## [Exercise brief]
Reproduce every entry exactly, without alteration.

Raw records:

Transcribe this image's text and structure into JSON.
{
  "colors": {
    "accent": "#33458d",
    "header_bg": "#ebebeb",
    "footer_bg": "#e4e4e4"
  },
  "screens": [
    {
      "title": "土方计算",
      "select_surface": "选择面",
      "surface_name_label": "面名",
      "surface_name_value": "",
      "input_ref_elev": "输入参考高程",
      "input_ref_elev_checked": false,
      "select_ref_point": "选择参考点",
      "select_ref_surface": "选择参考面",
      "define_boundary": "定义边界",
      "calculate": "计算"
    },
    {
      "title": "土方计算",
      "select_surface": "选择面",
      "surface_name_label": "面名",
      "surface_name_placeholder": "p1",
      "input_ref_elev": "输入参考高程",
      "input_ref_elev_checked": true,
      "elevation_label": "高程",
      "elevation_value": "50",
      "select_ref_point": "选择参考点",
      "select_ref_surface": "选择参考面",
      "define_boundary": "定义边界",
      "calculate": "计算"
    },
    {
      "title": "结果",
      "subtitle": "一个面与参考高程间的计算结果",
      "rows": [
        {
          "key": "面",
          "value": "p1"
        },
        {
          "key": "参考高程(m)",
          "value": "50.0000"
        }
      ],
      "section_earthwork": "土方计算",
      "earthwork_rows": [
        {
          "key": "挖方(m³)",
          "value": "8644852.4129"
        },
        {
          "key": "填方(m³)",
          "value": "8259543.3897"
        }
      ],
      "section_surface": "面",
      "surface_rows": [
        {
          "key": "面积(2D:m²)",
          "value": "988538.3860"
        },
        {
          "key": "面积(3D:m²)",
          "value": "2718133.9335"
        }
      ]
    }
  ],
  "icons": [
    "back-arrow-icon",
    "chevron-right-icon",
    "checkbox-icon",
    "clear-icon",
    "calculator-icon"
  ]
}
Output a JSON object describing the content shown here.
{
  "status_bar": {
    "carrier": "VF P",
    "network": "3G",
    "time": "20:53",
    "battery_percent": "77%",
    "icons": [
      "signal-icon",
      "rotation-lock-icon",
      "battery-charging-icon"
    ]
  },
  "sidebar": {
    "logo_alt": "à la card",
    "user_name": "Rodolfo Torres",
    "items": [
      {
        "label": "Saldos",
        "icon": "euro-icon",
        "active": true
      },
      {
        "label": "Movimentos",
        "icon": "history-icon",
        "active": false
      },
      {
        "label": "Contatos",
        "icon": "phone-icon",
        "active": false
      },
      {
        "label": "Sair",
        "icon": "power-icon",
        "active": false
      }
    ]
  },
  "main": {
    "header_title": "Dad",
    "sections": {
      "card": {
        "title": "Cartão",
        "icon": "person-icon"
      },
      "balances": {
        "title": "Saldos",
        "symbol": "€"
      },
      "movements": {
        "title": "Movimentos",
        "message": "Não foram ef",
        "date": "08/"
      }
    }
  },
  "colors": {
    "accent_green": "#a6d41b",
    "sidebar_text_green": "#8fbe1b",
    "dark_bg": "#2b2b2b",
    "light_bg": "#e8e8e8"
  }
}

## [Output below]
Transcribe this image's text and structure into JSON.
{
  "colors": {
    "accent": "#33458d",
    "header_bg": "#ebebeb",
    "footer_bg": "#e4e4e4"
  },
  "screens": [
    {
      "title": "土方计算",
      "select_surface": "选择面",
      "surface_name_label": "面名",
      "surface_name_value": "",
      "input_ref_elev": "输入参考高程",
      "input_ref_elev_checked": false,
      "select_ref_point": "选择参考点",
      "select_ref_surface": "选择参考面",
      "define_boundary": "定义边界",
      "calculate": "计算"
    },
    {
      "title": "土方计算",
      "select_surface": "选择面",
      "surface_name_label": "面名",
      "surface_name_placeholder": "p1",
      "input_ref_elev": "输入参考高程",
      "input_ref_elev_checked": true,
      "elevation_label": "高程",
      "elevation_value": "50",
      "select_ref_point": "选择参考点",
      "select_ref_surface": "选择参考面",
      "define_boundary": "定义边界",
      "calculate": "计算"
    },
    {
      "title": "结果",
      "subtitle": "一个面与参考高程间的计算结果",
      "rows": [
        {
          "key": "面",
          "value": "p1"
        },
        {
          "key": "参考高程(m)",
          "value": "50.0000"
        }
      ],
      "section_earthwork": "土方计算",
      "earthwork_rows": [
        {
          "key": "挖方(m³)",
          "value": "8644852.4129"
        },
        {
          "key": "填方(m³)",
          "value": "8259543.3897"
        }
      ],
      "section_surface": "面",
      "surface_rows": [
        {
          "key": "面积(2D:m²)",
          "value": "988538.3860"
        },
        {
          "key": "面积(3D:m²)",
          "value": "2718133.9335"
        }
      ]
    }
  ],
  "icons": [
    "back-arrow-icon",
    "chevron-right-icon",
    "checkbox-icon",
    "clear-icon",
    "calculator-icon"
  ]
}
Output a JSON object describing the content shown here.
{
  "status_bar": {
    "carrier": "VF P",
    "network": "3G",
    "time": "20:53",
    "battery_percent": "77%",
    "icons": [
      "signal-icon",
      "rotation-lock-icon",
      "battery-charging-icon"
    ]
  },
  "sidebar": {
    "logo_alt": "à la card",
    "user_name": "Rodolfo Torres",
    "items": [
      {
        "label": "Saldos",
        "icon": "euro-icon",
        "active": true
      },
      {
        "label": "Movimentos",
        "icon": "history-icon",
        "active": false
      },
      {
        "label": "Contatos",
        "icon": "phone-icon",
        "active": false
      },
      {
        "label": "Sair",
        "icon": "power-icon",
        "active": false
      }
    ]
  },
  "main": {
    "header_title": "Dad",
    "sections": {
      "card": {
        "title": "Cartão",
        "icon": "person-icon"
      },
      "balances": {
        "title": "Saldos",
        "symbol": "€"
      },
      "movements": {
        "title": "Movimentos",
        "message": "Não foram ef",
        "date": "08/"
      }
    }
  },
  "colors": {
    "accent_green": "#a6d41b",
    "sidebar_text_green": "#8fbe1b",
    "dark_bg": "#2b2b2b",
    "light_bg": "#e8e8e8"
  }
}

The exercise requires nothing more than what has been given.